Exercise objective → Reproduce the listing below exactly. Pictures do not belong in the copy.

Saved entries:
· · · · · · ·
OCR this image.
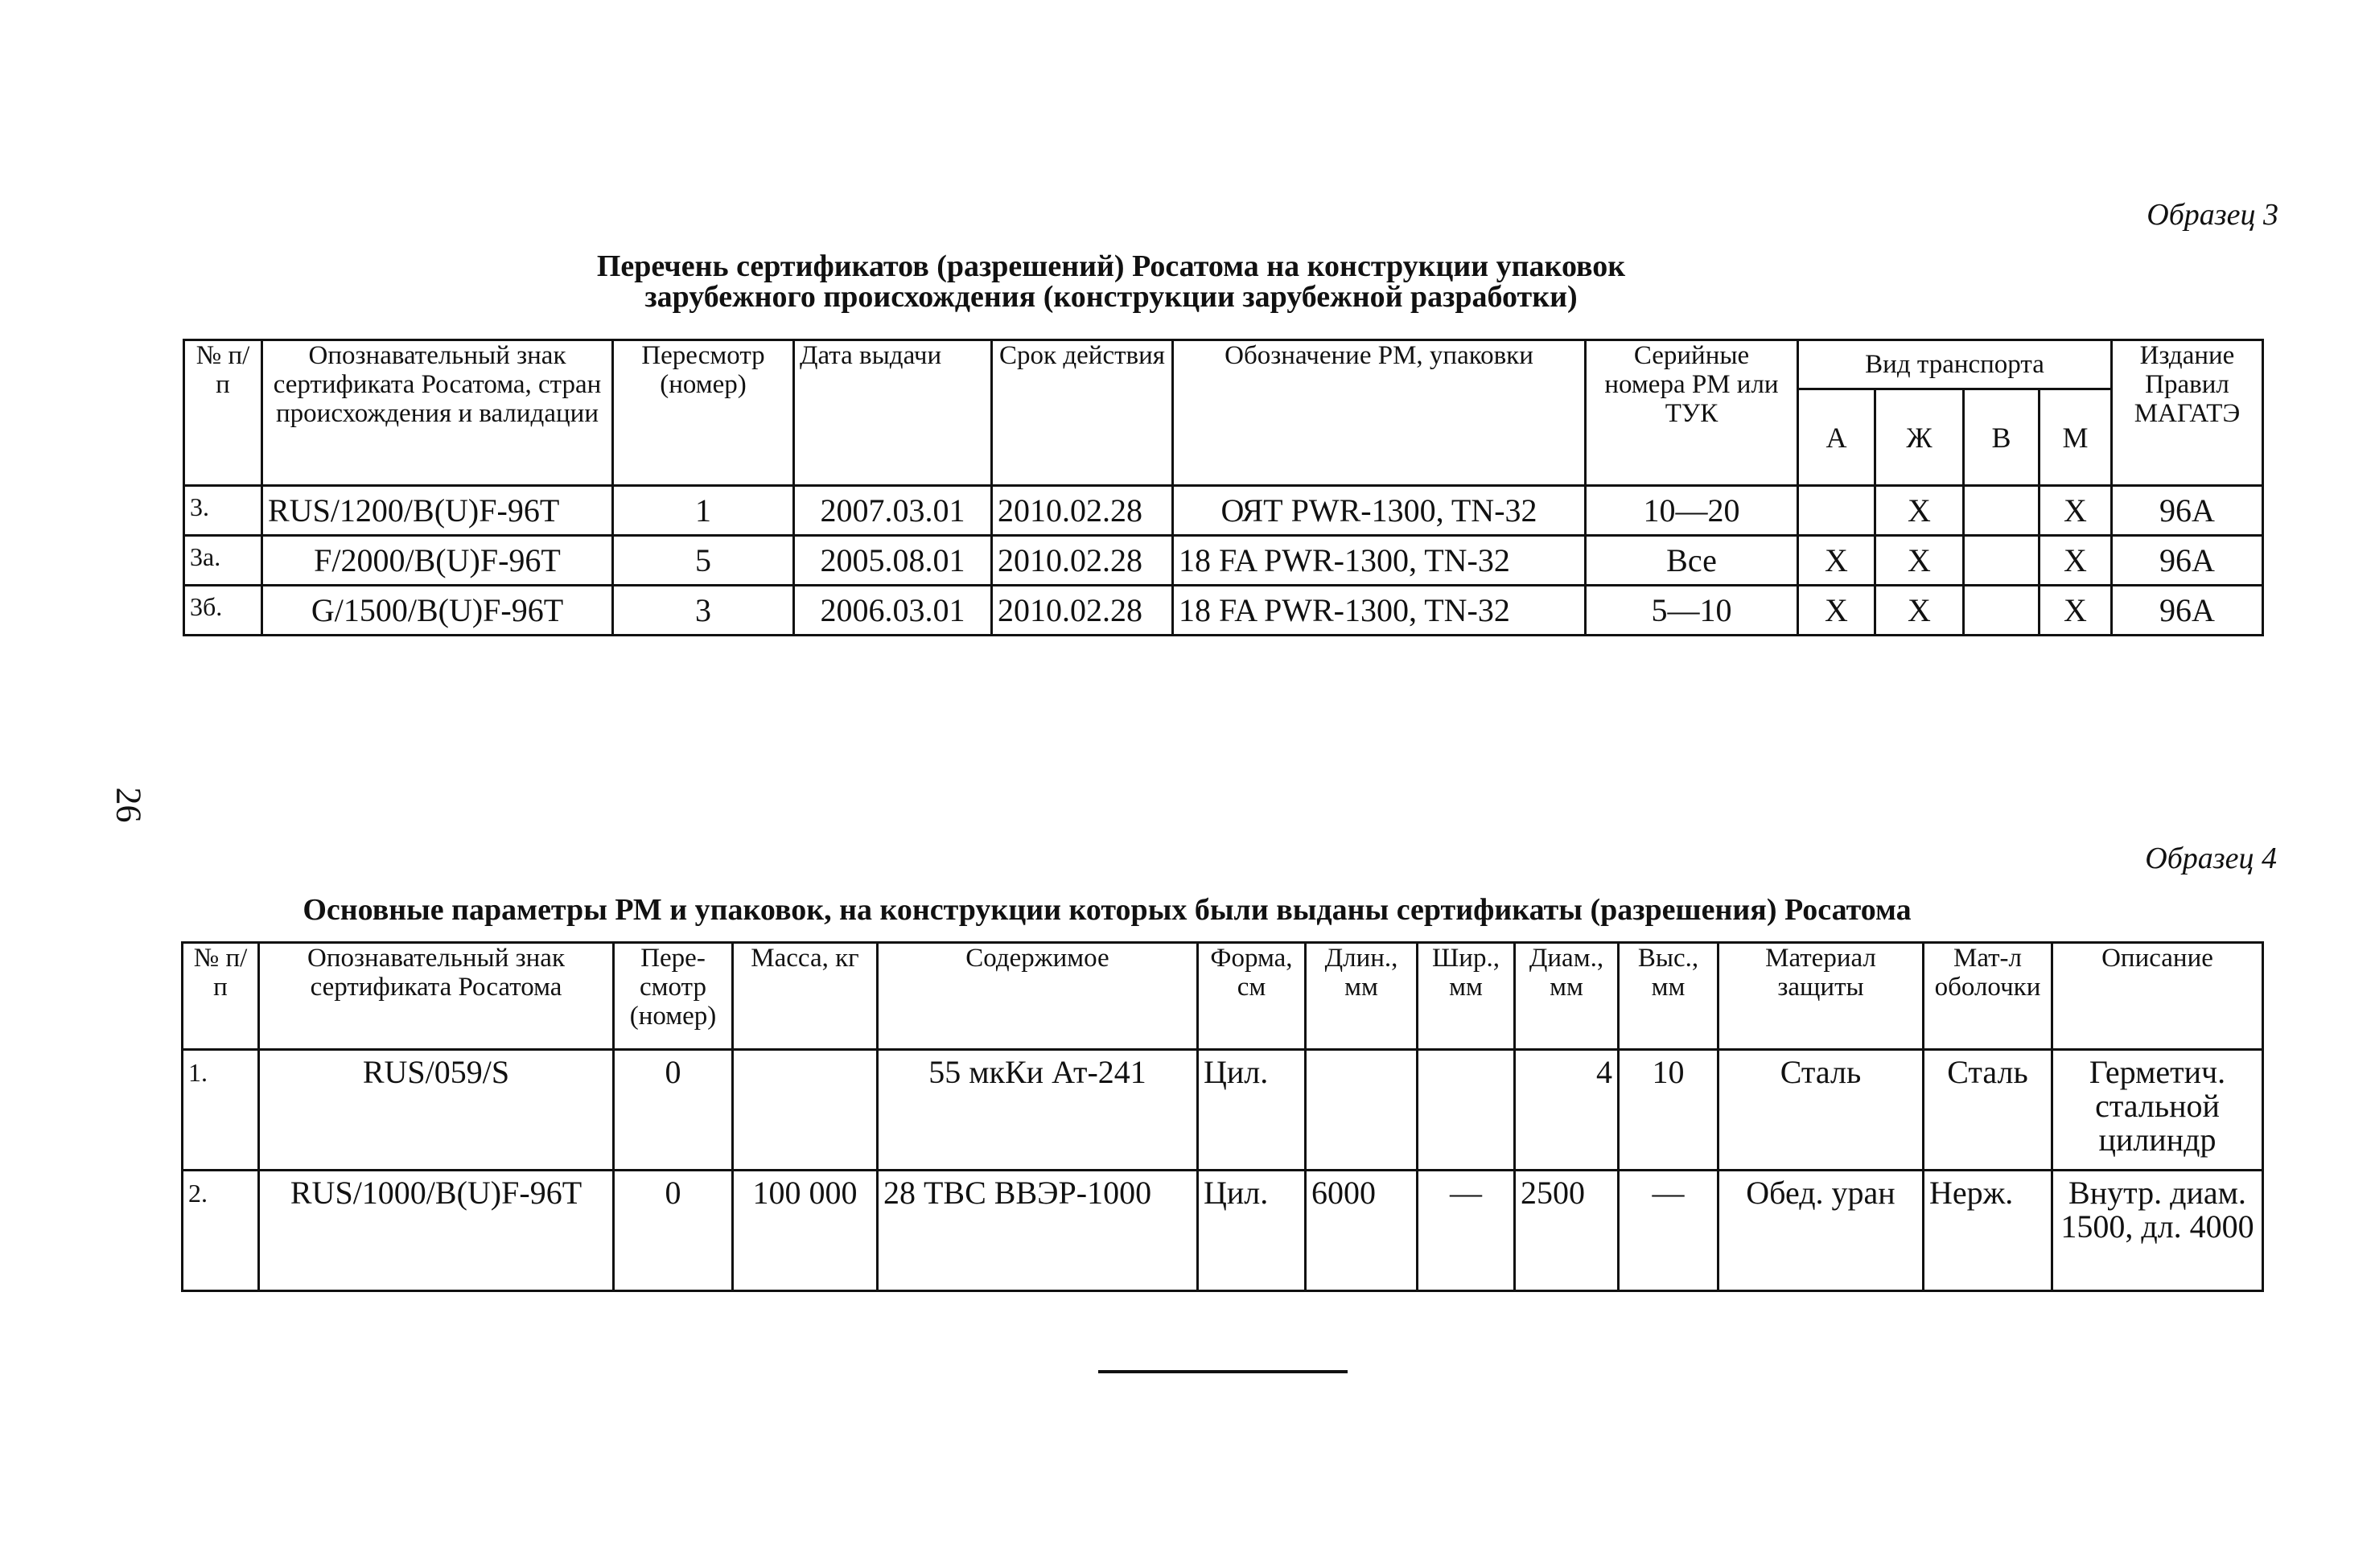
Образец 3
Перечень сертификатов (разрешений) Росатома на конструкции упаковок
зарубежного происхождения (конструкции зарубежной разработки)
№ п/п	Опознавательный знак сертификата Росатома, стран происхождения и валидации	Пересмотр (номер)	Дата выдачи	Срок действия	Обозначение РМ, упаковки	Серийные номера РМ или ТУК	Вид транспорта				Издание Правил МАГАТЭ
							А	Ж	В	М	
3.	RUS/1200/B(U)F-96T	1	2007.03.01	2010.02.28	ОЯТ PWR-1300, TN-32	10—20		X		X	96A
3a.	F/2000/B(U)F-96T	5	2005.08.01	2010.02.28	18 FA PWR-1300, TN-32	Все	X	X		X	96A
3б.	G/1500/B(U)F-96T	3	2006.03.01	2010.02.28	18 FA PWR-1300, TN-32	5—10	X	X		X	96A
26
Образец 4
Основные параметры РМ и упаковок, на конструкции которых были выданы сертификаты (разрешения) Росатома
№ п/п	Опознавательный знак сертификата Росатома	Пере-смотр (номер)	Масса, кг	Содержимое	Форма, см	Длин., мм	Шир., мм	Диам., мм	Выс., мм	Материал защиты	Мат-л оболочки	Описание
1.	RUS/059/S	0		55 мкКи Ат-241	Цил.			4	10	Сталь	Сталь	Герметич. стальной цилиндр
2.	RUS/1000/B(U)F-96T	0	100 000	28 ТВС ВВЭР-1000	Цил.	6000	—	2500	—	Обед. уран	Нерж.	Внутр. диам. 1500, дл. 4000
· · · · · · ·
Written solution →
OCR this image.
Образец 3
Перечень сертификатов (разрешений) Росатома на конструкции упаковок
зарубежного происхождения (конструкции зарубежной разработки)
№ п/п	Опознавательный знак сертификата Росатома, стран происхождения и валидации	Пересмотр (номер)	Дата выдачи	Срок действия	Обозначение РМ, упаковки	Серийные номера РМ или ТУК	Вид транспорта				Издание Правил МАГАТЭ
							А	Ж	В	М	
3.	RUS/1200/B(U)F-96T	1	2007.03.01	2010.02.28	ОЯТ PWR-1300, TN-32	10—20		X		X	96A
3a.	F/2000/B(U)F-96T	5	2005.08.01	2010.02.28	18 FA PWR-1300, TN-32	Все	X	X		X	96A
3б.	G/1500/B(U)F-96T	3	2006.03.01	2010.02.28	18 FA PWR-1300, TN-32	5—10	X	X		X	96A
26
Образец 4
Основные параметры РМ и упаковок, на конструкции которых были выданы сертификаты (разрешения) Росатома
№ п/п	Опознавательный знак сертификата Росатома	Пере-смотр (номер)	Масса, кг	Содержимое	Форма, см	Длин., мм	Шир., мм	Диам., мм	Выс., мм	Материал защиты	Мат-л оболочки	Описание
1.	RUS/059/S	0		55 мкКи Ат-241	Цил.			4	10	Сталь	Сталь	Герметич. стальной цилиндр
2.	RUS/1000/B(U)F-96T	0	100 000	28 ТВС ВВЭР-1000	Цил.	6000	—	2500	—	Обед. уран	Нерж.	Внутр. диам. 1500, дл. 4000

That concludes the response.